*WORK TO BE COMPLETED*. Every record below should be printed exactly as it appears.
** start of STORED DATA **
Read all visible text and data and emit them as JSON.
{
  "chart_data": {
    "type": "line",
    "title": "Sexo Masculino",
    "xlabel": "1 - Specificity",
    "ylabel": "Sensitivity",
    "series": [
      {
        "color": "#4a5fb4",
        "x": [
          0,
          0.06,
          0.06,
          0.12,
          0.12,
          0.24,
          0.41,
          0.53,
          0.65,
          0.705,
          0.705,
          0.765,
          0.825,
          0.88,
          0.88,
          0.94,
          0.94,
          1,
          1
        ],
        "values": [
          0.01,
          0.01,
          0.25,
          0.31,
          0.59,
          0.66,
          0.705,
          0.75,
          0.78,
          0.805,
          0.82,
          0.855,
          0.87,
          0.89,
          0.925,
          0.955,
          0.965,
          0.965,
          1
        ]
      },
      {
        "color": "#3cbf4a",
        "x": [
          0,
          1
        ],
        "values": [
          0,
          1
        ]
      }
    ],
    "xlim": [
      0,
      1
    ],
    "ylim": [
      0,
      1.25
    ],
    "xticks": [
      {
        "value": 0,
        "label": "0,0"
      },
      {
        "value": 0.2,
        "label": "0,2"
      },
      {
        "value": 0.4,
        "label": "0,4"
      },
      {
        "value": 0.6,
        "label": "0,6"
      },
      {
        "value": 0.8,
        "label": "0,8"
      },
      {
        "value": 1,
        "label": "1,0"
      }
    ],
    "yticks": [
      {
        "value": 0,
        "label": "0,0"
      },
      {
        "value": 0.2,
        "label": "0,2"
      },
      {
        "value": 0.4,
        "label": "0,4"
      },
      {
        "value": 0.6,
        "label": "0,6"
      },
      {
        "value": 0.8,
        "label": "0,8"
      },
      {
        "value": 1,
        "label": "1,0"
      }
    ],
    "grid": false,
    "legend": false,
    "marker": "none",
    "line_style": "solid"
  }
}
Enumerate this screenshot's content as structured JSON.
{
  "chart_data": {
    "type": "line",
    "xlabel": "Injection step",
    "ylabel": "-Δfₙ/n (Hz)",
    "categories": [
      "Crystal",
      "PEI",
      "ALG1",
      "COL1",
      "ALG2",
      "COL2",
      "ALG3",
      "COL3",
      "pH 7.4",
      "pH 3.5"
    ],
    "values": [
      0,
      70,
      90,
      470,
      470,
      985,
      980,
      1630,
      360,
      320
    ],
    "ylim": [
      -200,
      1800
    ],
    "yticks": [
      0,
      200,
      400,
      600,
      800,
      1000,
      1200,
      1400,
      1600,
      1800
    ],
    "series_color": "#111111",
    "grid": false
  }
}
** end of STORED DATA **
*REPLY TO THE EXERCISE*.
Read all visible text and data and emit them as JSON.
{
  "chart_data": {
    "type": "line",
    "title": "Sexo Masculino",
    "xlabel": "1 - Specificity",
    "ylabel": "Sensitivity",
    "series": [
      {
        "color": "#4a5fb4",
        "x": [
          0,
          0.06,
          0.06,
          0.12,
          0.12,
          0.24,
          0.41,
          0.53,
          0.65,
          0.705,
          0.705,
          0.765,
          0.825,
          0.88,
          0.88,
          0.94,
          0.94,
          1,
          1
        ],
        "values": [
          0.01,
          0.01,
          0.25,
          0.31,
          0.59,
          0.66,
          0.705,
          0.75,
          0.78,
          0.805,
          0.82,
          0.855,
          0.87,
          0.89,
          0.925,
          0.955,
          0.965,
          0.965,
          1
        ]
      },
      {
        "color": "#3cbf4a",
        "x": [
          0,
          1
        ],
        "values": [
          0,
          1
        ]
      }
    ],
    "xlim": [
      0,
      1
    ],
    "ylim": [
      0,
      1.25
    ],
    "xticks": [
      {
        "value": 0,
        "label": "0,0"
      },
      {
        "value": 0.2,
        "label": "0,2"
      },
      {
        "value": 0.4,
        "label": "0,4"
      },
      {
        "value": 0.6,
        "label": "0,6"
      },
      {
        "value": 0.8,
        "label": "0,8"
      },
      {
        "value": 1,
        "label": "1,0"
      }
    ],
    "yticks": [
      {
        "value": 0,
        "label": "0,0"
      },
      {
        "value": 0.2,
        "label": "0,2"
      },
      {
        "value": 0.4,
        "label": "0,4"
      },
      {
        "value": 0.6,
        "label": "0,6"
      },
      {
        "value": 0.8,
        "label": "0,8"
      },
      {
        "value": 1,
        "label": "1,0"
      }
    ],
    "grid": false,
    "legend": false,
    "marker": "none",
    "line_style": "solid"
  }
}
Enumerate this screenshot's content as structured JSON.
{
  "chart_data": {
    "type": "line",
    "xlabel": "Injection step",
    "ylabel": "-Δfₙ/n (Hz)",
    "categories": [
      "Crystal",
      "PEI",
      "ALG1",
      "COL1",
      "ALG2",
      "COL2",
      "ALG3",
      "COL3",
      "pH 7.4",
      "pH 3.5"
    ],
    "values": [
      0,
      70,
      90,
      470,
      470,
      985,
      980,
      1630,
      360,
      320
    ],
    "ylim": [
      -200,
      1800
    ],
    "yticks": [
      0,
      200,
      400,
      600,
      800,
      1000,
      1200,
      1400,
      1600,
      1800
    ],
    "series_color": "#111111",
    "grid": false
  }
}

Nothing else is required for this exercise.